> [PROBLEM TO SOLVE] Determine which lines contain the word "this", then copy those lines.
****************************************
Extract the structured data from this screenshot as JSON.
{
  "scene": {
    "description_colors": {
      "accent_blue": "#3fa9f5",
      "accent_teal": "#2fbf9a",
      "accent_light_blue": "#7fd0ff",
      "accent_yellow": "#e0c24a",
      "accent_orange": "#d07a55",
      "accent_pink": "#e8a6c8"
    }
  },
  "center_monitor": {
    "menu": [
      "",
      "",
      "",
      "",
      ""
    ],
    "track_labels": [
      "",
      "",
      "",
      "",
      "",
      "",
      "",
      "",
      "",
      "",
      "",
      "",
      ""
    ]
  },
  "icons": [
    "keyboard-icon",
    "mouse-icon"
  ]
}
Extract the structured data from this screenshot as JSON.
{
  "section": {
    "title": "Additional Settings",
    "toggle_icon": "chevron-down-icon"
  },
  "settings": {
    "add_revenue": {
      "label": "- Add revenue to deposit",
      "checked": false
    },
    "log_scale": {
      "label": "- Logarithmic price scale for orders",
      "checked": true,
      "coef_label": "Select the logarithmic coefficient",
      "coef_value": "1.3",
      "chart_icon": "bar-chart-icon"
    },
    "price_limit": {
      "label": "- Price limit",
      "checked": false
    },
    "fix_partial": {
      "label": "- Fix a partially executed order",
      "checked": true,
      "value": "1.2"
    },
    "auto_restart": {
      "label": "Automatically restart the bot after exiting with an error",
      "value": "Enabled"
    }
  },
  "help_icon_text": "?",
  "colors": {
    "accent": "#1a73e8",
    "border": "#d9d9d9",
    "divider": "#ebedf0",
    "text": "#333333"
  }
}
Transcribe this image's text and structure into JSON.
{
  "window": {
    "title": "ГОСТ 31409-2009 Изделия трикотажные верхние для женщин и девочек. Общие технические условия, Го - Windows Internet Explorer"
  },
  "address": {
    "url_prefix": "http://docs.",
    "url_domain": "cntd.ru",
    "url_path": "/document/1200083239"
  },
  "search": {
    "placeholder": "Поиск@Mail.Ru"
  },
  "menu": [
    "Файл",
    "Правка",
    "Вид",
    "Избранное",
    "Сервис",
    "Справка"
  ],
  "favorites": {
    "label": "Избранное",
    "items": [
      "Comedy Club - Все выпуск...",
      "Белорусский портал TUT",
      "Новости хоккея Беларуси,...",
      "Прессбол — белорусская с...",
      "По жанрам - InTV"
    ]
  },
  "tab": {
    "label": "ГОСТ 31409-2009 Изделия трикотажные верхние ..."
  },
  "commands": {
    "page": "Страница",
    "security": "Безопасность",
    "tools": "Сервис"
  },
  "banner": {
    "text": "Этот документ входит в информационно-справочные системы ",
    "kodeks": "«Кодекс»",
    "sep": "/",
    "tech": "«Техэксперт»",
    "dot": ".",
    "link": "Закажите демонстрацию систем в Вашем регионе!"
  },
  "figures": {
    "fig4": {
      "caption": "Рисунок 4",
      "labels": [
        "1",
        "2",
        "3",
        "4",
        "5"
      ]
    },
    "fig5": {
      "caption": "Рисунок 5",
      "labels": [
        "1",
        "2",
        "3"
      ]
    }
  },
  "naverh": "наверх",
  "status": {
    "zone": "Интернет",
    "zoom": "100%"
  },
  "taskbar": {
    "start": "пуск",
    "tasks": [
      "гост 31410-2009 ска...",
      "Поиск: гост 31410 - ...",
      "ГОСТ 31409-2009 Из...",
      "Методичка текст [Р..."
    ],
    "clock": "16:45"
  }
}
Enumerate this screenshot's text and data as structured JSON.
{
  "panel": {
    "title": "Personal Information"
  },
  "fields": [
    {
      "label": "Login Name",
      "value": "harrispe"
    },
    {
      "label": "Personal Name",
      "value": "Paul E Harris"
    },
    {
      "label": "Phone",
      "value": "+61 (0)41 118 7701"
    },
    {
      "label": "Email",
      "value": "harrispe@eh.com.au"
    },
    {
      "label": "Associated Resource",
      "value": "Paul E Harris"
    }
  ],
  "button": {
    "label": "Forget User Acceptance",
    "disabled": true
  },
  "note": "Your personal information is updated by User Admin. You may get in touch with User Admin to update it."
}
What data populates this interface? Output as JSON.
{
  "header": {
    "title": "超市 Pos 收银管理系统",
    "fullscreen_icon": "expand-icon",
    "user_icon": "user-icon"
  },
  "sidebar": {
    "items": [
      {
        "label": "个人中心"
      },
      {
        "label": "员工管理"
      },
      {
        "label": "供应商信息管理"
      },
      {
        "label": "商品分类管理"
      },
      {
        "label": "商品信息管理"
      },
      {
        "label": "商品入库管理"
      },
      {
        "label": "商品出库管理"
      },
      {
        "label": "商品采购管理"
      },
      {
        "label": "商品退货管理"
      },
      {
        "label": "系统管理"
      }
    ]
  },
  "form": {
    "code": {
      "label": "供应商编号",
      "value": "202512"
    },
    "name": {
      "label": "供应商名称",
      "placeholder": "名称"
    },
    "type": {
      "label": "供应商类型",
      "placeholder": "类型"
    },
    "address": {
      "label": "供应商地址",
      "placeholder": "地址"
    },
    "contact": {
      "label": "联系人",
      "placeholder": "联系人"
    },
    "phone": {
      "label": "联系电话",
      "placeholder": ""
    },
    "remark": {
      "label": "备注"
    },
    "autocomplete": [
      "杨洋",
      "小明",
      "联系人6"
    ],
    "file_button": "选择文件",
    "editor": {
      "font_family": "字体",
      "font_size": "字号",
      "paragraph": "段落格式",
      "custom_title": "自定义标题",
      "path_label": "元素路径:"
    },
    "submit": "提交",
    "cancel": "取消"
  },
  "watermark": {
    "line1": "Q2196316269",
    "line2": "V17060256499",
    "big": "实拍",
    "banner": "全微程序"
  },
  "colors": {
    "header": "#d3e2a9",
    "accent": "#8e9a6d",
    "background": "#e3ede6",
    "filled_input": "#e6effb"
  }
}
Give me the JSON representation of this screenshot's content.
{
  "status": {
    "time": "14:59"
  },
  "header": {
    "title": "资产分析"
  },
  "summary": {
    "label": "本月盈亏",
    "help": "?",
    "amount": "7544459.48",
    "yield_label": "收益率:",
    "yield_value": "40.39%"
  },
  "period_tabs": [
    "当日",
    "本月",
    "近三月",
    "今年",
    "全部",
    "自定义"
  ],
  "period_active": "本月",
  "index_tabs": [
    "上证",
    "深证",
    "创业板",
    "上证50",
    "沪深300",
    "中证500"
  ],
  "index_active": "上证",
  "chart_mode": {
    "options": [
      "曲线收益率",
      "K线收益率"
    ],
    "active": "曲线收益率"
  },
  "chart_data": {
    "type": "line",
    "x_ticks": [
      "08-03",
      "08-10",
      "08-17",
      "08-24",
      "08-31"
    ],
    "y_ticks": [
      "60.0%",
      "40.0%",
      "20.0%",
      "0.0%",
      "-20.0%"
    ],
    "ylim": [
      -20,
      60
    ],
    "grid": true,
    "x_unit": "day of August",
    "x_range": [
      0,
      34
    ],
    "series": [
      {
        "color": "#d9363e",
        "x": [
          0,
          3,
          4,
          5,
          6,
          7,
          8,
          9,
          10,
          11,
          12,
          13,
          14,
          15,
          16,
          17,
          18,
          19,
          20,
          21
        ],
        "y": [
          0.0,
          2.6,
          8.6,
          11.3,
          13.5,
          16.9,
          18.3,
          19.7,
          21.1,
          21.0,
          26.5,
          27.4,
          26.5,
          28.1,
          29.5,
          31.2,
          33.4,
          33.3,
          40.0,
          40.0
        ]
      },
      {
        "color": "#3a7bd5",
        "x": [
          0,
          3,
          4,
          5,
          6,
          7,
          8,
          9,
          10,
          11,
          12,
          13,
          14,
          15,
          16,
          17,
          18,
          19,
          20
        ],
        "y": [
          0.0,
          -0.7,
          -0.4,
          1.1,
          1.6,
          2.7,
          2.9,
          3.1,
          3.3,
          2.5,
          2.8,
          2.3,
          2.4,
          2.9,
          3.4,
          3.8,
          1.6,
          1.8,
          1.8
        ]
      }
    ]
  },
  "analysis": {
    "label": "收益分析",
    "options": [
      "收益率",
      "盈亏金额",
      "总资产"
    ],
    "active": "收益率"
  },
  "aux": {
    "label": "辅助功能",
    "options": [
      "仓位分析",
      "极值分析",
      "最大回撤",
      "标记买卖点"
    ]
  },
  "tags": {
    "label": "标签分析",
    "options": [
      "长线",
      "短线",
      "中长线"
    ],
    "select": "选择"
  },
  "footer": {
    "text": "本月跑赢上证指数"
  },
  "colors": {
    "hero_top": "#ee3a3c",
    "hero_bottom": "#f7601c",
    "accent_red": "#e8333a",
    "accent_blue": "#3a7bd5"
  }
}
****************************************
> [ANSWER TO THE EXERCISE]
Extract the structured data from this screenshot as JSON.
Extract the structured data from this screenshot as JSON.
Transcribe this image's text and structure into JSON.
Enumerate this screenshot's text and data as structured JSON.
What data populates this interface? Output as JSON.
Give me the JSON representation of this screenshot's content.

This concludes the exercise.